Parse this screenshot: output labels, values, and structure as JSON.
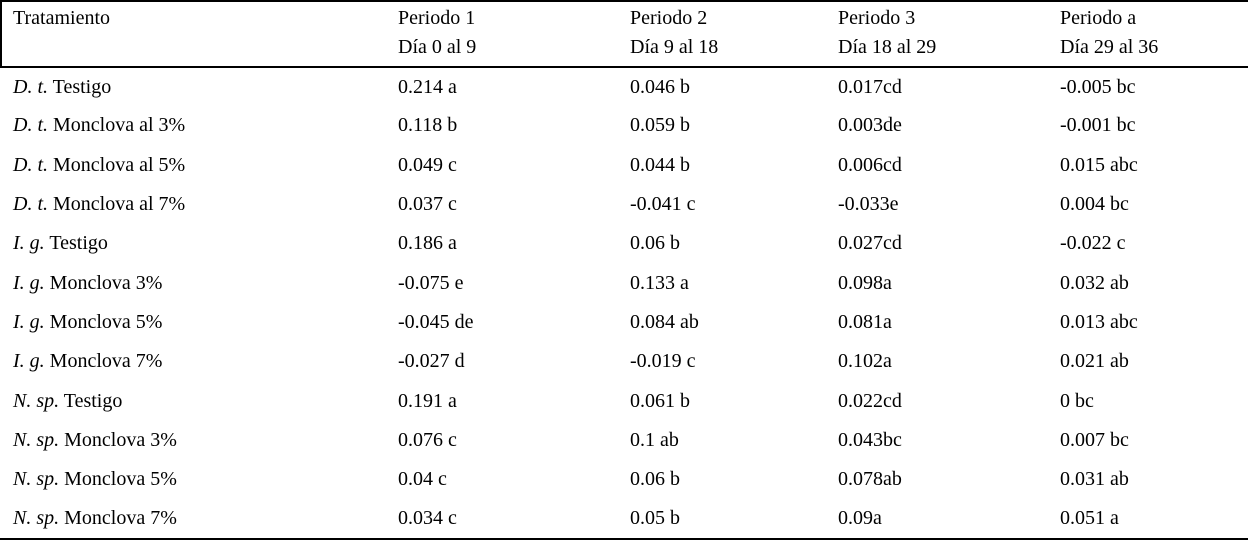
{
  "table": {
    "columns": [
      {
        "title": "Tratamiento",
        "subtitle": ""
      },
      {
        "title": "Periodo 1",
        "subtitle": "Día 0 al 9"
      },
      {
        "title": "Periodo 2",
        "subtitle": "Día 9 al 18"
      },
      {
        "title": "Periodo 3",
        "subtitle": "Día 18 al 29"
      },
      {
        "title": "Periodo a",
        "subtitle": "Día 29 al 36"
      }
    ],
    "rows": [
      {
        "prefix": "D. t.",
        "label": "Testigo",
        "values": [
          "0.214 a",
          "0.046 b",
          "0.017cd",
          "-0.005 bc"
        ]
      },
      {
        "prefix": "D. t.",
        "label": "Monclova al 3%",
        "values": [
          "0.118 b",
          "0.059 b",
          "0.003de",
          "-0.001 bc"
        ]
      },
      {
        "prefix": "D. t.",
        "label": "Monclova al 5%",
        "values": [
          "0.049 c",
          "0.044 b",
          "0.006cd",
          "0.015 abc"
        ]
      },
      {
        "prefix": "D. t.",
        "label": "Monclova al 7%",
        "values": [
          "0.037 c",
          "-0.041 c",
          "-0.033e",
          "0.004 bc"
        ]
      },
      {
        "prefix": "I. g.",
        "label": "Testigo",
        "values": [
          "0.186 a",
          "0.06 b",
          "0.027cd",
          "-0.022 c"
        ]
      },
      {
        "prefix": "I. g.",
        "label": "Monclova 3%",
        "values": [
          "-0.075 e",
          "0.133 a",
          "0.098a",
          "0.032 ab"
        ]
      },
      {
        "prefix": "I. g.",
        "label": "Monclova 5%",
        "values": [
          "-0.045 de",
          "0.084 ab",
          "0.081a",
          "0.013 abc"
        ]
      },
      {
        "prefix": "I. g.",
        "label": "Monclova 7%",
        "values": [
          "-0.027 d",
          "-0.019 c",
          "0.102a",
          "0.021 ab"
        ]
      },
      {
        "prefix": "N. sp.",
        "label": "Testigo",
        "values": [
          "0.191 a",
          "0.061 b",
          "0.022cd",
          "0 bc"
        ]
      },
      {
        "prefix": "N. sp.",
        "label": "Monclova 3%",
        "values": [
          "0.076 c",
          "0.1 ab",
          "0.043bc",
          "0.007 bc"
        ]
      },
      {
        "prefix": "N. sp.",
        "label": "Monclova 5%",
        "values": [
          "0.04 c",
          "0.06 b",
          "0.078ab",
          "0.031 ab"
        ]
      },
      {
        "prefix": "N. sp.",
        "label": "Monclova 7%",
        "values": [
          "0.034 c",
          "0.05 b",
          "0.09a",
          "0.051 a"
        ]
      }
    ],
    "colors": {
      "border": "#000000",
      "text": "#000000",
      "background": "#ffffff"
    }
  }
}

=====

*Given problem:*
Go through the listing above and locate each line that holds the word "subtitle". Copy those lines.

*Result:*
        "subtitle": ""
        "subtitle": "Día 0 al 9"
        "subtitle": "Día 9 al 18"
        "subtitle": "Día 18 al 29"
        "subtitle": "Día 29 al 36"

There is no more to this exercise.